■ PROBLEM TO WORK ON: Using the listing below, report all lines holding the word "icon".

■ INFORMATION PROVIDED:
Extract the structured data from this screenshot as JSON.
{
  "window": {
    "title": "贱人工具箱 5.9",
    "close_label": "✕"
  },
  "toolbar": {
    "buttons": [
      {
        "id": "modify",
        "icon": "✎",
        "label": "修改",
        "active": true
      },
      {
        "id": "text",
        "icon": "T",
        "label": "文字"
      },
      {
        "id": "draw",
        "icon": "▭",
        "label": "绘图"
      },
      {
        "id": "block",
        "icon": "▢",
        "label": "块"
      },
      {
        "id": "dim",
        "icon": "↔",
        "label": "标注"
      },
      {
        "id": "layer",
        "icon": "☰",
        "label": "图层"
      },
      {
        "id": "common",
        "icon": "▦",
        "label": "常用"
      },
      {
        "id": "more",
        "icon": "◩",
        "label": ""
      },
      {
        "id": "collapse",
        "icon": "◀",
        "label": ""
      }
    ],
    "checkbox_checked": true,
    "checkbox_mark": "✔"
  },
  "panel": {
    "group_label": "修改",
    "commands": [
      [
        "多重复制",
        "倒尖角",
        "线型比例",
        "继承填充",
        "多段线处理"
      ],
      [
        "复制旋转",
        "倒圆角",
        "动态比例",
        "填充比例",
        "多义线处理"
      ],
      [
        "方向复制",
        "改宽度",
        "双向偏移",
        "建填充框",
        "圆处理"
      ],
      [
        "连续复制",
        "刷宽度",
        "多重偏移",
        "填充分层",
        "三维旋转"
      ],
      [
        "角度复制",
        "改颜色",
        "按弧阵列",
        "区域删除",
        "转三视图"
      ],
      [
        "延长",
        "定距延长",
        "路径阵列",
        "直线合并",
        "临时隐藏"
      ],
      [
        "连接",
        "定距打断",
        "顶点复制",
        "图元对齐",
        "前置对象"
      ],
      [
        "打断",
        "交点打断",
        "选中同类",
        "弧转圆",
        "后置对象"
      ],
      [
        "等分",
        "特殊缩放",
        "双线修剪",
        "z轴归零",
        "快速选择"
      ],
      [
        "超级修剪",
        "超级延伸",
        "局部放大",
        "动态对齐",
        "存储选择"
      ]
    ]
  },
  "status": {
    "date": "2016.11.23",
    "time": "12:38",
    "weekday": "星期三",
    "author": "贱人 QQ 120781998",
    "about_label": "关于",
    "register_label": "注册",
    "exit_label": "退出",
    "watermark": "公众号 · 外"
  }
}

■ WORKED SOLUTION:
        "icon": "✎",
        "icon": "T",
        "icon": "▭",
        "icon": "▢",
        "icon": "↔",
        "icon": "☰",
        "icon": "▦",
        "icon": "◩",
        "icon": "◀",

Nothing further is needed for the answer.